Exercise aim
Could you retype all of the entries below word for word?

Dataset
════════════════

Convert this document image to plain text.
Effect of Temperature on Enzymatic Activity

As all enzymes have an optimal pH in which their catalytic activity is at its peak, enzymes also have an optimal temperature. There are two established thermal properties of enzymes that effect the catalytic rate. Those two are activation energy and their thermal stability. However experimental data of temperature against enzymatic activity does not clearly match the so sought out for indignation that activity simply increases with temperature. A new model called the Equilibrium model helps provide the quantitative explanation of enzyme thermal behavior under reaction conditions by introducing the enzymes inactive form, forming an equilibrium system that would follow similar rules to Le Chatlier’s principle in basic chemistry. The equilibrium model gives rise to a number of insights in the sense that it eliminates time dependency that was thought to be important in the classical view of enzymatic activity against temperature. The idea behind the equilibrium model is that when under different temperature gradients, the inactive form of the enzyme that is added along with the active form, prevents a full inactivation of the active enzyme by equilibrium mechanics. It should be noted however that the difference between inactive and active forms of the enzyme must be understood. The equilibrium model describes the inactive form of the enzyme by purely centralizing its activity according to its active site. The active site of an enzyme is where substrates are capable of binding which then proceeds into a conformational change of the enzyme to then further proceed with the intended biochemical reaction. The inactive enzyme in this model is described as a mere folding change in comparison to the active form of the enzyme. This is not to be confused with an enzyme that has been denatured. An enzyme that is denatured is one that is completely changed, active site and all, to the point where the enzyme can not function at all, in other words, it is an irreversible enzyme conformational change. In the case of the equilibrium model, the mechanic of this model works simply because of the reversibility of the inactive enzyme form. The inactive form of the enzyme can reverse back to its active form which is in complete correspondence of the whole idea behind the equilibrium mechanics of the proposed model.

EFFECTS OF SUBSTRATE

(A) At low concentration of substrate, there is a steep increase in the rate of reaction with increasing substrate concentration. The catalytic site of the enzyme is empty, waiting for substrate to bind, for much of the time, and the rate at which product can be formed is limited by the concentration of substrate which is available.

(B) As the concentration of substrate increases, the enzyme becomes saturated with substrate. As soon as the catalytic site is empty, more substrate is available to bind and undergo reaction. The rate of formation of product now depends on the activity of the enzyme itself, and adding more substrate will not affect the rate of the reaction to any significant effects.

════════════════

Response box
Convert this document image to plain text.
Effect of Temperature on Enzymatic Activity

As all enzymes have an optimal pH in which their catalytic activity is at its peak, enzymes also have an optimal temperature. There are two established thermal properties of enzymes that effect the catalytic rate. Those two are activation energy and their thermal stability. However experimental data of temperature against enzymatic activity does not clearly match the so sought out for indignation that activity simply increases with temperature. A new model called the Equilibrium model helps provide the quantitative explanation of enzyme thermal behavior under reaction conditions by introducing the enzymes inactive form, forming an equilibrium system that would follow similar rules to Le Chatlier’s principle in basic chemistry. The equilibrium model gives rise to a number of insights in the sense that it eliminates time dependency that was thought to be important in the classical view of enzymatic activity against temperature. The idea behind the equilibrium model is that when under different temperature gradients, the inactive form of the enzyme that is added along with the active form, prevents a full inactivation of the active enzyme by equilibrium mechanics. It should be noted however that the difference between inactive and active forms of the enzyme must be understood. The equilibrium model describes the inactive form of the enzyme by purely centralizing its activity according to its active site. The active site of an enzyme is where substrates are capable of binding which then proceeds into a conformational change of the enzyme to then further proceed with the intended biochemical reaction. The inactive enzyme in this model is described as a mere folding change in comparison to the active form of the enzyme. This is not to be confused with an enzyme that has been denatured. An enzyme that is denatured is one that is completely changed, active site and all, to the point where the enzyme can not function at all, in other words, it is an irreversible enzyme conformational change. In the case of the equilibrium model, the mechanic of this model works simply because of the reversibility of the inactive enzyme form. The inactive form of the enzyme can reverse back to its active form which is in complete correspondence of the whole idea behind the equilibrium mechanics of the proposed model.

EFFECTS OF SUBSTRATE

(A) At low concentration of substrate, there is a steep increase in the rate of reaction with increasing substrate concentration. The catalytic site of the enzyme is empty, waiting for substrate to bind, for much of the time, and the rate at which product can be formed is limited by the concentration of substrate which is available.

(B) As the concentration of substrate increases, the enzyme becomes saturated with substrate. As soon as the catalytic site is empty, more substrate is available to bind and undergo reaction. The rate of formation of product now depends on the activity of the enzyme itself, and adding more substrate will not affect the rate of the reaction to any significant effects.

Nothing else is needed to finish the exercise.